Identify and reproduce every line holding the string "screenshot".

Extracts from a graphics dataset:

_____

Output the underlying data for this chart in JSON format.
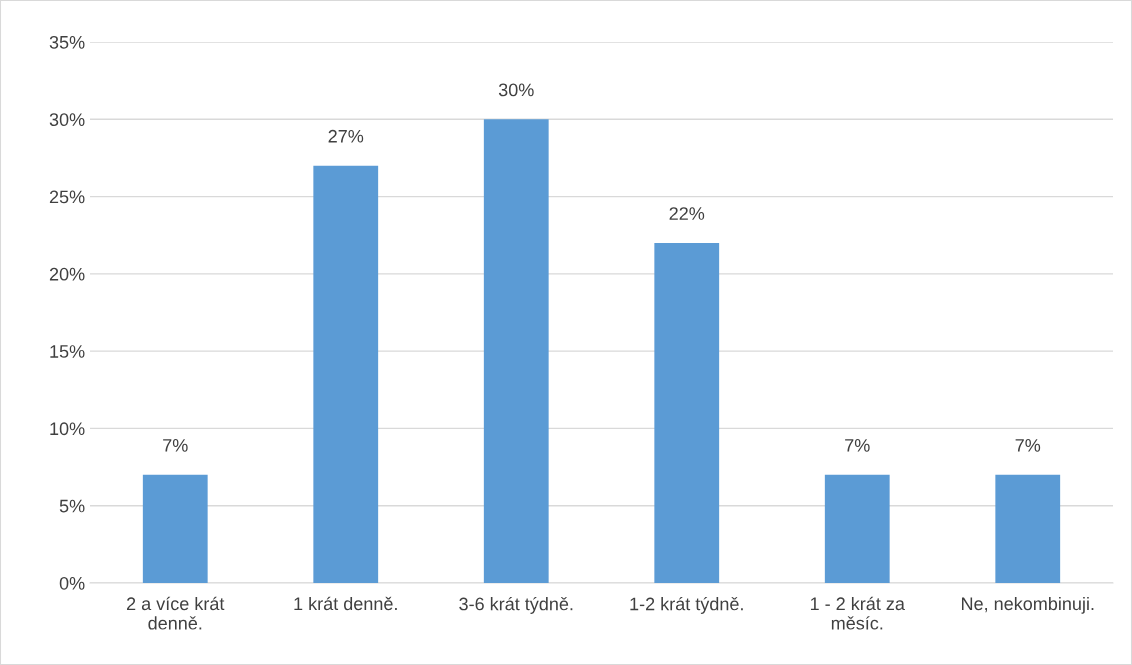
{
  "chart_data": {
    "type": "bar",
    "categories": [
      "2 a více krát\ndenně.",
      "1 krát denně.",
      "3-6 krát týdně.",
      "1-2 krát týdně.",
      "1 - 2 krát za\nměsíc.",
      "Ne, nekombinuji."
    ],
    "values": [
      7,
      27,
      30,
      22,
      7,
      7
    ],
    "value_labels": [
      "7%",
      "27%",
      "30%",
      "22%",
      "7%",
      "7%"
    ],
    "color": "#5b9bd5",
    "ylim": [
      0,
      35
    ],
    "yticks": [
      {
        "value": 0,
        "label": "0%"
      },
      {
        "value": 5,
        "label": "5%"
      },
      {
        "value": 10,
        "label": "10%"
      },
      {
        "value": 15,
        "label": "15%"
      },
      {
        "value": 20,
        "label": "20%"
      },
      {
        "value": 25,
        "label": "25%"
      },
      {
        "value": 30,
        "label": "30%"
      },
      {
        "value": 35,
        "label": "35%"
      }
    ],
    "grid": "y"
  }
}
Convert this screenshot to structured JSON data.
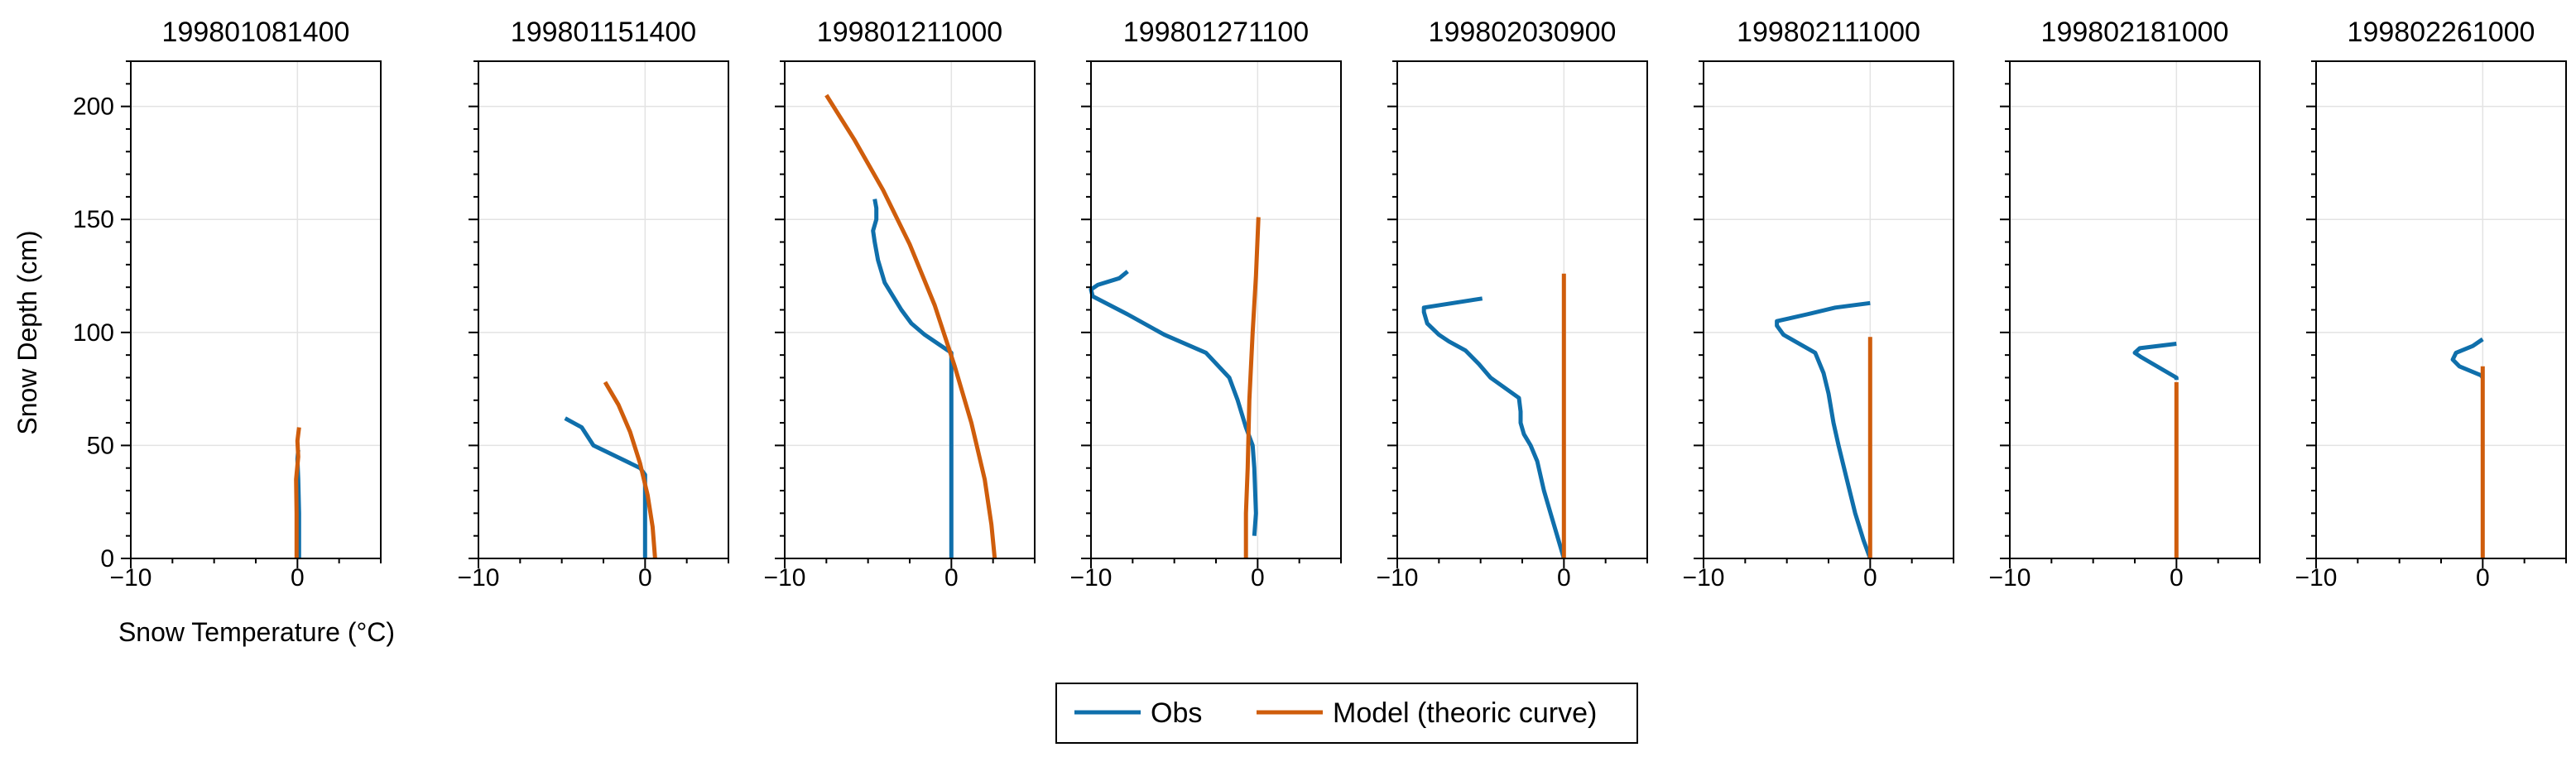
{
  "colors": {
    "obs": "#0f6fab",
    "model": "#cf5d0c",
    "grid": "#e3e3e3",
    "axes": "#000000"
  },
  "legend": {
    "obs_label": "Obs",
    "model_label": "Model (theoric curve)"
  },
  "chart_data": {
    "type": "line",
    "xlabel": "Snow Temperature (°C)",
    "ylabel": "Snow Depth (cm)",
    "xlim": [
      -10,
      5
    ],
    "ylim": [
      0,
      220
    ],
    "xticks": [
      -10,
      0
    ],
    "yticks": [
      0,
      50,
      100,
      150,
      200
    ],
    "grid": true,
    "legend_position": "bottom-center",
    "panels": [
      {
        "title": "199801081400",
        "series": [
          {
            "name": "Obs",
            "points": [
              [
                0.1,
                0
              ],
              [
                0.1,
                20
              ],
              [
                0.05,
                35
              ],
              [
                0.0,
                44
              ],
              [
                0.05,
                48
              ]
            ]
          },
          {
            "name": "Model (theoric curve)",
            "points": [
              [
                -0.05,
                0
              ],
              [
                -0.05,
                20
              ],
              [
                -0.08,
                35
              ],
              [
                0.05,
                45
              ],
              [
                0.0,
                52
              ],
              [
                0.1,
                58
              ]
            ]
          }
        ]
      },
      {
        "title": "199801151400",
        "series": [
          {
            "name": "Obs",
            "points": [
              [
                -4.8,
                62
              ],
              [
                -3.8,
                58
              ],
              [
                -3.1,
                50
              ],
              [
                -0.3,
                40
              ],
              [
                0.0,
                37
              ],
              [
                0.0,
                0
              ]
            ]
          },
          {
            "name": "Model (theoric curve)",
            "points": [
              [
                -2.4,
                78
              ],
              [
                -1.6,
                68
              ],
              [
                -0.9,
                56
              ],
              [
                -0.3,
                42
              ],
              [
                0.15,
                28
              ],
              [
                0.45,
                14
              ],
              [
                0.6,
                0
              ]
            ]
          }
        ]
      },
      {
        "title": "199801211000",
        "series": [
          {
            "name": "Obs",
            "points": [
              [
                -4.6,
                159
              ],
              [
                -4.5,
                155
              ],
              [
                -4.5,
                150
              ],
              [
                -4.7,
                145
              ],
              [
                -4.6,
                140
              ],
              [
                -4.4,
                132
              ],
              [
                -4.0,
                122
              ],
              [
                -3.0,
                110
              ],
              [
                -2.4,
                104
              ],
              [
                -1.6,
                99
              ],
              [
                -0.8,
                95
              ],
              [
                0.0,
                91
              ],
              [
                0.0,
                0
              ]
            ]
          },
          {
            "name": "Model (theoric curve)",
            "points": [
              [
                -7.5,
                205
              ],
              [
                -5.8,
                185
              ],
              [
                -4.1,
                163
              ],
              [
                -2.5,
                139
              ],
              [
                -1.0,
                112
              ],
              [
                0.2,
                85
              ],
              [
                1.2,
                60
              ],
              [
                2.0,
                35
              ],
              [
                2.4,
                15
              ],
              [
                2.6,
                0
              ]
            ]
          }
        ]
      },
      {
        "title": "199801271100",
        "series": [
          {
            "name": "Obs",
            "points": [
              [
                -7.8,
                127
              ],
              [
                -8.3,
                124
              ],
              [
                -9.6,
                121
              ],
              [
                -10.0,
                119
              ],
              [
                -9.9,
                116
              ],
              [
                -7.8,
                108
              ],
              [
                -5.6,
                99
              ],
              [
                -3.1,
                91
              ],
              [
                -1.7,
                80
              ],
              [
                -1.2,
                70
              ],
              [
                -0.7,
                58
              ],
              [
                -0.3,
                50
              ],
              [
                -0.2,
                40
              ],
              [
                -0.1,
                20
              ],
              [
                -0.2,
                10
              ]
            ]
          },
          {
            "name": "Model (theoric curve)",
            "points": [
              [
                0.05,
                151
              ],
              [
                -0.1,
                125
              ],
              [
                -0.3,
                100
              ],
              [
                -0.5,
                70
              ],
              [
                -0.6,
                40
              ],
              [
                -0.7,
                20
              ],
              [
                -0.7,
                0
              ]
            ]
          }
        ]
      },
      {
        "title": "199802030900",
        "series": [
          {
            "name": "Obs",
            "points": [
              [
                -4.9,
                115
              ],
              [
                -8.4,
                111
              ],
              [
                -8.4,
                109
              ],
              [
                -8.2,
                104
              ],
              [
                -7.5,
                99
              ],
              [
                -6.9,
                96
              ],
              [
                -5.9,
                92
              ],
              [
                -5.1,
                86
              ],
              [
                -4.4,
                80
              ],
              [
                -2.7,
                71
              ],
              [
                -2.6,
                65
              ],
              [
                -2.6,
                60
              ],
              [
                -2.4,
                55
              ],
              [
                -2.0,
                50
              ],
              [
                -1.6,
                43
              ],
              [
                -1.2,
                30
              ],
              [
                -0.8,
                20
              ],
              [
                0.0,
                0
              ]
            ]
          },
          {
            "name": "Model (theoric curve)",
            "points": [
              [
                0.0,
                126
              ],
              [
                0.0,
                0
              ]
            ]
          }
        ]
      },
      {
        "title": "199802111000",
        "series": [
          {
            "name": "Obs",
            "points": [
              [
                0.0,
                113
              ],
              [
                -2.1,
                111
              ],
              [
                -3.8,
                108
              ],
              [
                -5.6,
                105
              ],
              [
                -5.6,
                103
              ],
              [
                -5.2,
                99
              ],
              [
                -4.5,
                96
              ],
              [
                -3.3,
                91
              ],
              [
                -2.8,
                82
              ],
              [
                -2.5,
                73
              ],
              [
                -2.2,
                60
              ],
              [
                -1.9,
                50
              ],
              [
                -1.4,
                35
              ],
              [
                -0.9,
                20
              ],
              [
                -0.4,
                8
              ],
              [
                0.0,
                0
              ]
            ]
          },
          {
            "name": "Model (theoric curve)",
            "points": [
              [
                0.0,
                98
              ],
              [
                0.0,
                0
              ]
            ]
          }
        ]
      },
      {
        "title": "199802181000",
        "series": [
          {
            "name": "Obs",
            "points": [
              [
                0.0,
                95
              ],
              [
                -2.2,
                93
              ],
              [
                -2.5,
                91
              ],
              [
                -2.1,
                89
              ],
              [
                0.0,
                80
              ],
              [
                0.0,
                79
              ]
            ]
          },
          {
            "name": "Model (theoric curve)",
            "points": [
              [
                0.0,
                78
              ],
              [
                0.0,
                0
              ]
            ]
          }
        ]
      },
      {
        "title": "199802261000",
        "series": [
          {
            "name": "Obs",
            "points": [
              [
                0.0,
                97
              ],
              [
                -0.6,
                94
              ],
              [
                -1.6,
                91
              ],
              [
                -1.8,
                88
              ],
              [
                -1.4,
                85
              ],
              [
                -0.1,
                81
              ],
              [
                0.0,
                80
              ]
            ]
          },
          {
            "name": "Model (theoric curve)",
            "points": [
              [
                0.0,
                85
              ],
              [
                0.0,
                0
              ]
            ]
          }
        ]
      }
    ]
  }
}
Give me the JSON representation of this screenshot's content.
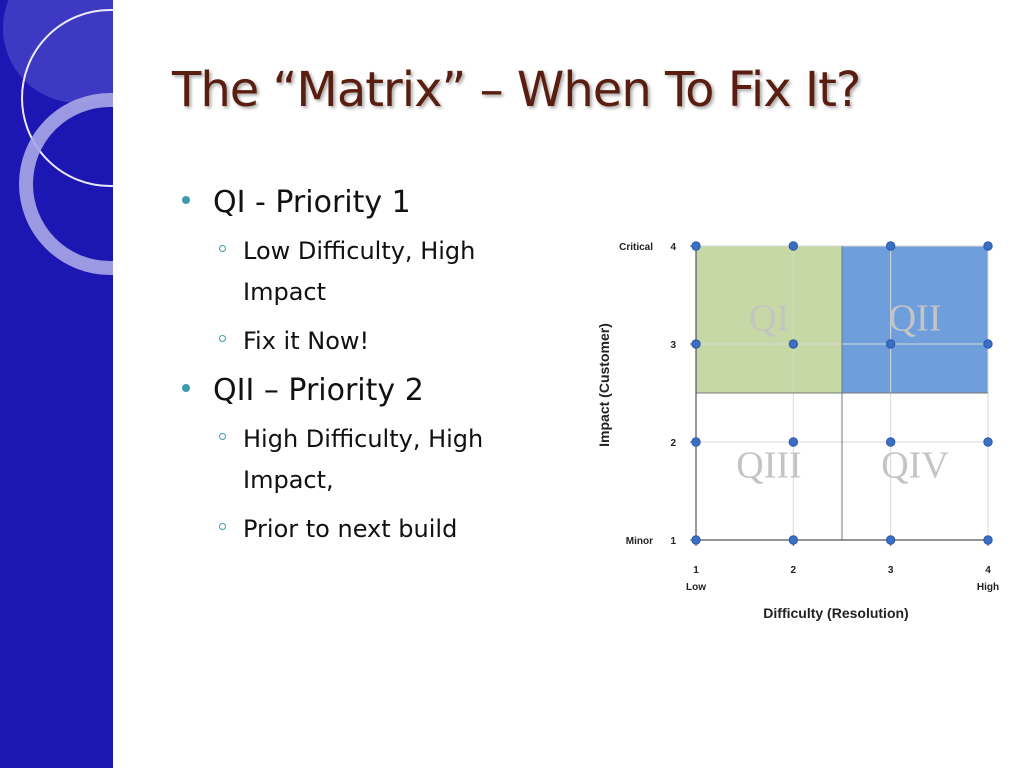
{
  "slide": {
    "title": "The “Matrix” – When To Fix It?",
    "bullets": [
      {
        "text": "QI - Priority 1",
        "subs": [
          "Low Difficulty, High",
          "Impact",
          "Fix it Now!"
        ]
      },
      {
        "text": "QII – Priority 2",
        "subs": [
          "High Difficulty, High",
          "Impact,",
          "Prior to next build"
        ]
      }
    ]
  },
  "chart_data": {
    "type": "scatter",
    "xlabel": "Difficulty (Resolution)",
    "ylabel": "Impact (Customer)",
    "x_ticks": [
      1,
      2,
      3,
      4
    ],
    "y_ticks": [
      1,
      2,
      3,
      4
    ],
    "x_tick_labels": [
      "Low",
      "High"
    ],
    "y_tick_labels": [
      "Minor",
      "Critical"
    ],
    "xlim": [
      1,
      4
    ],
    "ylim": [
      1,
      4
    ],
    "quadrants": [
      {
        "label": "QI",
        "x_range": [
          1,
          2.5
        ],
        "y_range": [
          2.5,
          4
        ],
        "color": "#c6d8a5"
      },
      {
        "label": "QII",
        "x_range": [
          2.5,
          4
        ],
        "y_range": [
          2.5,
          4
        ],
        "color": "#6e9fdc"
      },
      {
        "label": "QIII",
        "x_range": [
          1,
          2.5
        ],
        "y_range": [
          1,
          2.5
        ],
        "color": "#ffffff"
      },
      {
        "label": "QIV",
        "x_range": [
          2.5,
          4
        ],
        "y_range": [
          1,
          2.5
        ],
        "color": "#ffffff"
      }
    ],
    "points": [
      {
        "x": 1,
        "y": 1
      },
      {
        "x": 2,
        "y": 1
      },
      {
        "x": 3,
        "y": 1
      },
      {
        "x": 4,
        "y": 1
      },
      {
        "x": 1,
        "y": 2
      },
      {
        "x": 2,
        "y": 2
      },
      {
        "x": 3,
        "y": 2
      },
      {
        "x": 4,
        "y": 2
      },
      {
        "x": 1,
        "y": 3
      },
      {
        "x": 2,
        "y": 3
      },
      {
        "x": 3,
        "y": 3
      },
      {
        "x": 4,
        "y": 3
      },
      {
        "x": 1,
        "y": 4
      },
      {
        "x": 2,
        "y": 4
      },
      {
        "x": 3,
        "y": 4
      },
      {
        "x": 4,
        "y": 4
      }
    ],
    "grid": true,
    "point_color": "#3a6fc4"
  }
}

_____

● **FINAL RESULT**
Convert this screenshot to structured JSON data.
Give me the JSON representation of this screenshot's content.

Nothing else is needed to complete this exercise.